EXERCISE GOAL =
In the listing that follows, count each line containing the string "grants" and report only the count.
╭─ PROVIDED INFORMATION
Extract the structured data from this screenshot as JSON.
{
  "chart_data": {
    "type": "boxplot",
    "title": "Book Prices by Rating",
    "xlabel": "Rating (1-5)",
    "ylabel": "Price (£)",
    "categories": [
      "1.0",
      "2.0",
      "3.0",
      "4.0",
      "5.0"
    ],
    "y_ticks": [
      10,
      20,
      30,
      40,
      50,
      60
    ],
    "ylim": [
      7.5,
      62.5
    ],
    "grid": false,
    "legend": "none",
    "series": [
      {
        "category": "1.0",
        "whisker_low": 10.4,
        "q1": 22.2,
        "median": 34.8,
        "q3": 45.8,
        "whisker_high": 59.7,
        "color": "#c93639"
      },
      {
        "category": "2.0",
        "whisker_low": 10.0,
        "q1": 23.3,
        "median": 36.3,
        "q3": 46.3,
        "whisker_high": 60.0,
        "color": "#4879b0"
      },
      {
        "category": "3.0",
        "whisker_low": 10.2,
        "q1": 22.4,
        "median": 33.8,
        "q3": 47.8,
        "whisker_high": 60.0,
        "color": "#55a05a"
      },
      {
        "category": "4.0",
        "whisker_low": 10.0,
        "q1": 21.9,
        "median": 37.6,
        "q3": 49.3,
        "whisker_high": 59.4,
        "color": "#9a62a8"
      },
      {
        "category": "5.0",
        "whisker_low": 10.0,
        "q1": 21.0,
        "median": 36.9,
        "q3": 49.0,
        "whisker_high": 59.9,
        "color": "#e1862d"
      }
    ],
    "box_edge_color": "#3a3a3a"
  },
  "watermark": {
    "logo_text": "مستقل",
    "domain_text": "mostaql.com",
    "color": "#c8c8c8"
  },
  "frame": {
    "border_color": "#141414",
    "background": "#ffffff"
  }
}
╰─
╭─ PROVIDED INFORMATION
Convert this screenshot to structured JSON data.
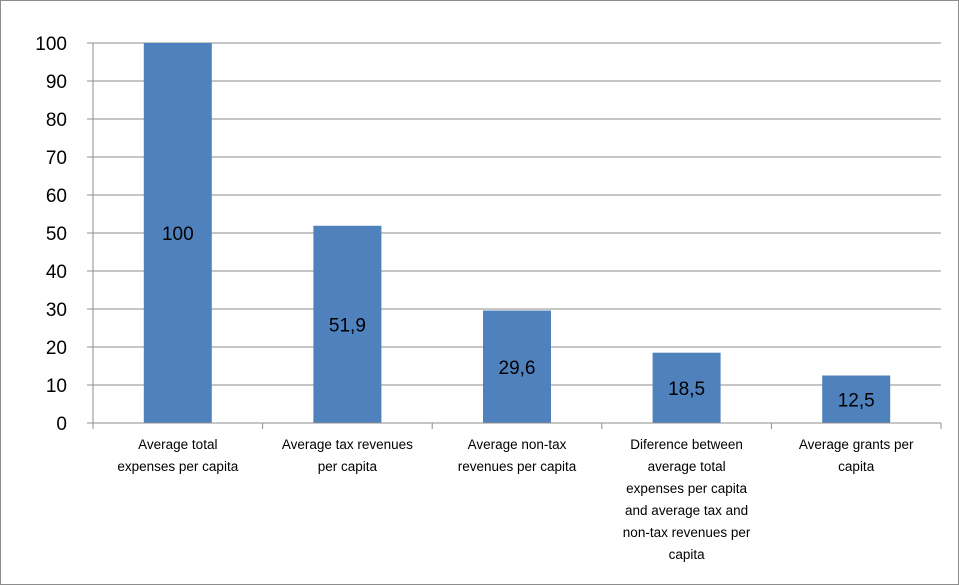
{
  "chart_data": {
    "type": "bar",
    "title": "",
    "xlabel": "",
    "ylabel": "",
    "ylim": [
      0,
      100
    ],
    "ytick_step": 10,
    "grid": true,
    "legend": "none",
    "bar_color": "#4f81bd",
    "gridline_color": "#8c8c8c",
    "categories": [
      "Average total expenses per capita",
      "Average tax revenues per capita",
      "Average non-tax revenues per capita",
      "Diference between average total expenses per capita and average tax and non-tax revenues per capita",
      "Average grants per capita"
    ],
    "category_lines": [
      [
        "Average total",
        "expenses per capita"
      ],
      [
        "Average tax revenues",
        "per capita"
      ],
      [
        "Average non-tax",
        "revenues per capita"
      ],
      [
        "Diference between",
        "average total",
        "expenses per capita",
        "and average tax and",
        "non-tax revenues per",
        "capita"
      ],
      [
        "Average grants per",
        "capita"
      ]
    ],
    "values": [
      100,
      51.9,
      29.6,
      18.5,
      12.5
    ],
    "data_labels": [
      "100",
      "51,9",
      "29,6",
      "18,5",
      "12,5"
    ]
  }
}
╰─
RESPONSE TO THIS TASK =
2